• Goal:
Every line below should be repeated exactly.

• Data shown:

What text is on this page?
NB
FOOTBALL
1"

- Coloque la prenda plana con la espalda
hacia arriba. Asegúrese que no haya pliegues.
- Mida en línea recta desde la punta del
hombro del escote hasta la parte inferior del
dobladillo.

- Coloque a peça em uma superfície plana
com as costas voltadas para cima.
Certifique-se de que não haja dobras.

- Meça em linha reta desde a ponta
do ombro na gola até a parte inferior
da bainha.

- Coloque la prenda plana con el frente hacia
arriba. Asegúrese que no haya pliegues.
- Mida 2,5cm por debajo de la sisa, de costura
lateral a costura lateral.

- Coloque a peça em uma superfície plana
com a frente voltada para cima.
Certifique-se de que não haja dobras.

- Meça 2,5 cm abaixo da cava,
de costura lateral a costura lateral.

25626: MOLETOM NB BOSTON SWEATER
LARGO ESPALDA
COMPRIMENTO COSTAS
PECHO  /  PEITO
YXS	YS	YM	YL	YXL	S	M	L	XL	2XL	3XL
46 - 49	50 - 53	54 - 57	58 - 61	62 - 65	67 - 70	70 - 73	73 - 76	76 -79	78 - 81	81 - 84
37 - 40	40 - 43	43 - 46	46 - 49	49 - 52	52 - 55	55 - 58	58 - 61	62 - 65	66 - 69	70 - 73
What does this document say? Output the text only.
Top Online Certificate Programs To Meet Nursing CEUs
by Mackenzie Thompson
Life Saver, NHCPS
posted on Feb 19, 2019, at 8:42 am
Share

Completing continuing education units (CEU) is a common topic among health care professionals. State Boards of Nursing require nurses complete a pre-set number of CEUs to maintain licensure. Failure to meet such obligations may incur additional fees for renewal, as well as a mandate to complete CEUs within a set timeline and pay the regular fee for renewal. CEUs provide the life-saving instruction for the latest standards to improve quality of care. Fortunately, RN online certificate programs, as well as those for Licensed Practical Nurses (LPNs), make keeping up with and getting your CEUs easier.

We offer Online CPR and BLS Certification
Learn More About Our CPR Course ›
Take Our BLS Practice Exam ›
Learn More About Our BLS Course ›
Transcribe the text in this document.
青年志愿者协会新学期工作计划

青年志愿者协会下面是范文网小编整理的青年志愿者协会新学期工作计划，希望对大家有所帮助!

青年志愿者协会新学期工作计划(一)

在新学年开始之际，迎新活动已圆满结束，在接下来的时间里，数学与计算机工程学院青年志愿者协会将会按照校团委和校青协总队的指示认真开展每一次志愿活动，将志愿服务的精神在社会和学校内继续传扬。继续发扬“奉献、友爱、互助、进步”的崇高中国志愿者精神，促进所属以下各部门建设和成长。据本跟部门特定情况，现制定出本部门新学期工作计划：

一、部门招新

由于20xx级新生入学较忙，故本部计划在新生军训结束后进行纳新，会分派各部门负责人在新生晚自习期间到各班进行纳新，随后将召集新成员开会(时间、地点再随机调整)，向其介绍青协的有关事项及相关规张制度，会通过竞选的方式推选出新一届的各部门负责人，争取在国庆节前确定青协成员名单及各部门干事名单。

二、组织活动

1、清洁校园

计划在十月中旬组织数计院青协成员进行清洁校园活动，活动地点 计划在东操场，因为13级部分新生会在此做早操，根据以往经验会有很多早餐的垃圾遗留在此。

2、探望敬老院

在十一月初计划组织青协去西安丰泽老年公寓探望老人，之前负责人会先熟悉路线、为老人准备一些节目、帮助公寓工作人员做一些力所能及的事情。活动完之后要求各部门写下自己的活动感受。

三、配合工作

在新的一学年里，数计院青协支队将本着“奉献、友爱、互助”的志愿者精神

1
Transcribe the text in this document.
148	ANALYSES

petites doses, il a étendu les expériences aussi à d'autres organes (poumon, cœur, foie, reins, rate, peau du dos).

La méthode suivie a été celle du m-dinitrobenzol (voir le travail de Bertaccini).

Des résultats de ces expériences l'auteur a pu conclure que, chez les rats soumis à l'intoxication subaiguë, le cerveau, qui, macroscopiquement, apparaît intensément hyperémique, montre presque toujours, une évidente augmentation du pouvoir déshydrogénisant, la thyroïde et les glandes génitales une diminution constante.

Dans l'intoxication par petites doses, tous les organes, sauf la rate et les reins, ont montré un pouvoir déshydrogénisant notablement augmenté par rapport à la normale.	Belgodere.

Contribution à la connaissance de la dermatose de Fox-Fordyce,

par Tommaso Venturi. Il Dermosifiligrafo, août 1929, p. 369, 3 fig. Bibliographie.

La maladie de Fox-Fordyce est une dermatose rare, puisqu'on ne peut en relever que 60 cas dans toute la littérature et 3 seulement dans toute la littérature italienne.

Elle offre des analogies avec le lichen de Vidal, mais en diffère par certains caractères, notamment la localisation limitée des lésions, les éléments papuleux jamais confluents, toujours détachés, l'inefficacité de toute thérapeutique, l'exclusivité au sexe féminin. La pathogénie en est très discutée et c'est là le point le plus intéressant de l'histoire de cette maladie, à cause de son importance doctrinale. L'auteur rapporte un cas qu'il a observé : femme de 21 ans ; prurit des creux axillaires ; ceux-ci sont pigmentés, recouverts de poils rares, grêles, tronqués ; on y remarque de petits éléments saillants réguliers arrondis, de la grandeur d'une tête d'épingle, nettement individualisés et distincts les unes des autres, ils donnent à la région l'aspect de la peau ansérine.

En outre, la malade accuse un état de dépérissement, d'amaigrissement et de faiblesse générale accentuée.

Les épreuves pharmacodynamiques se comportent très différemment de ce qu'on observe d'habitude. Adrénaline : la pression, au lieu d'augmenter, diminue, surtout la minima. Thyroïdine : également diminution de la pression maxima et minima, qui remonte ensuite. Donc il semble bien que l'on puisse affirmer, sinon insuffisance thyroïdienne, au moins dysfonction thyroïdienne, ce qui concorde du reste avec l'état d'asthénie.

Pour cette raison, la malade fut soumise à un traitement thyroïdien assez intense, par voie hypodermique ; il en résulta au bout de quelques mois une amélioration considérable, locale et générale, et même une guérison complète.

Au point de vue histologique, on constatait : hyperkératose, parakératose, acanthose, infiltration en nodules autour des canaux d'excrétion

• Response:
What text is on this page?
NB
FOOTBALL
1"

- Coloque la prenda plana con la espalda
hacia arriba. Asegúrese que no haya pliegues.
- Mida en línea recta desde la punta del
hombro del escote hasta la parte inferior del
dobladillo.

- Coloque a peça em uma superfície plana
com as costas voltadas para cima.
Certifique-se de que não haja dobras.

- Meça em linha reta desde a ponta
do ombro na gola até a parte inferior
da bainha.

- Coloque la prenda plana con el frente hacia
arriba. Asegúrese que no haya pliegues.
- Mida 2,5cm por debajo de la sisa, de costura
lateral a costura lateral.

- Coloque a peça em uma superfície plana
com a frente voltada para cima.
Certifique-se de que não haja dobras.

- Meça 2,5 cm abaixo da cava,
de costura lateral a costura lateral.

25626: MOLETOM NB BOSTON SWEATER
LARGO ESPALDA
COMPRIMENTO COSTAS
PECHO  /  PEITO
YXS	YS	YM	YL	YXL	S	M	L	XL	2XL	3XL
46 - 49	50 - 53	54 - 57	58 - 61	62 - 65	67 - 70	70 - 73	73 - 76	76 -79	78 - 81	81 - 84
37 - 40	40 - 43	43 - 46	46 - 49	49 - 52	52 - 55	55 - 58	58 - 61	62 - 65	66 - 69	70 - 73
What does this document say? Output the text only.
Top Online Certificate Programs To Meet Nursing CEUs
by Mackenzie Thompson
Life Saver, NHCPS
posted on Feb 19, 2019, at 8:42 am
Share

Completing continuing education units (CEU) is a common topic among health care professionals. State Boards of Nursing require nurses complete a pre-set number of CEUs to maintain licensure. Failure to meet such obligations may incur additional fees for renewal, as well as a mandate to complete CEUs within a set timeline and pay the regular fee for renewal. CEUs provide the life-saving instruction for the latest standards to improve quality of care. Fortunately, RN online certificate programs, as well as those for Licensed Practical Nurses (LPNs), make keeping up with and getting your CEUs easier.

We offer Online CPR and BLS Certification
Learn More About Our CPR Course ›
Take Our BLS Practice Exam ›
Learn More About Our BLS Course ›
Transcribe the text in this document.
青年志愿者协会新学期工作计划

青年志愿者协会下面是范文网小编整理的青年志愿者协会新学期工作计划，希望对大家有所帮助!

青年志愿者协会新学期工作计划(一)

在新学年开始之际，迎新活动已圆满结束，在接下来的时间里，数学与计算机工程学院青年志愿者协会将会按照校团委和校青协总队的指示认真开展每一次志愿活动，将志愿服务的精神在社会和学校内继续传扬。继续发扬“奉献、友爱、互助、进步”的崇高中国志愿者精神，促进所属以下各部门建设和成长。据本跟部门特定情况，现制定出本部门新学期工作计划：

一、部门招新

由于20xx级新生入学较忙，故本部计划在新生军训结束后进行纳新，会分派各部门负责人在新生晚自习期间到各班进行纳新，随后将召集新成员开会(时间、地点再随机调整)，向其介绍青协的有关事项及相关规张制度，会通过竞选的方式推选出新一届的各部门负责人，争取在国庆节前确定青协成员名单及各部门干事名单。

二、组织活动

1、清洁校园

计划在十月中旬组织数计院青协成员进行清洁校园活动，活动地点 计划在东操场，因为13级部分新生会在此做早操，根据以往经验会有很多早餐的垃圾遗留在此。

2、探望敬老院

在十一月初计划组织青协去西安丰泽老年公寓探望老人，之前负责人会先熟悉路线、为老人准备一些节目、帮助公寓工作人员做一些力所能及的事情。活动完之后要求各部门写下自己的活动感受。

三、配合工作

在新的一学年里，数计院青协支队将本着“奉献、友爱、互助”的志愿者精神

1
Transcribe the text in this document.
148	ANALYSES

petites doses, il a étendu les expériences aussi à d'autres organes (poumon, cœur, foie, reins, rate, peau du dos).

La méthode suivie a été celle du m-dinitrobenzol (voir le travail de Bertaccini).

Des résultats de ces expériences l'auteur a pu conclure que, chez les rats soumis à l'intoxication subaiguë, le cerveau, qui, macroscopiquement, apparaît intensément hyperémique, montre presque toujours, une évidente augmentation du pouvoir déshydrogénisant, la thyroïde et les glandes génitales une diminution constante.

Dans l'intoxication par petites doses, tous les organes, sauf la rate et les reins, ont montré un pouvoir déshydrogénisant notablement augmenté par rapport à la normale.	Belgodere.

Contribution à la connaissance de la dermatose de Fox-Fordyce,

par Tommaso Venturi. Il Dermosifiligrafo, août 1929, p. 369, 3 fig. Bibliographie.

La maladie de Fox-Fordyce est une dermatose rare, puisqu'on ne peut en relever que 60 cas dans toute la littérature et 3 seulement dans toute la littérature italienne.

Elle offre des analogies avec le lichen de Vidal, mais en diffère par certains caractères, notamment la localisation limitée des lésions, les éléments papuleux jamais confluents, toujours détachés, l'inefficacité de toute thérapeutique, l'exclusivité au sexe féminin. La pathogénie en est très discutée et c'est là le point le plus intéressant de l'histoire de cette maladie, à cause de son importance doctrinale. L'auteur rapporte un cas qu'il a observé : femme de 21 ans ; prurit des creux axillaires ; ceux-ci sont pigmentés, recouverts de poils rares, grêles, tronqués ; on y remarque de petits éléments saillants réguliers arrondis, de la grandeur d'une tête d'épingle, nettement individualisés et distincts les unes des autres, ils donnent à la région l'aspect de la peau ansérine.

En outre, la malade accuse un état de dépérissement, d'amaigrissement et de faiblesse générale accentuée.

Les épreuves pharmacodynamiques se comportent très différemment de ce qu'on observe d'habitude. Adrénaline : la pression, au lieu d'augmenter, diminue, surtout la minima. Thyroïdine : également diminution de la pression maxima et minima, qui remonte ensuite. Donc il semble bien que l'on puisse affirmer, sinon insuffisance thyroïdienne, au moins dysfonction thyroïdienne, ce qui concorde du reste avec l'état d'asthénie.

Pour cette raison, la malade fut soumise à un traitement thyroïdien assez intense, par voie hypodermique ; il en résulta au bout de quelques mois une amélioration considérable, locale et générale, et même une guérison complète.

Au point de vue histologique, on constatait : hyperkératose, parakératose, acanthose, infiltration en nodules autour des canaux d'excrétion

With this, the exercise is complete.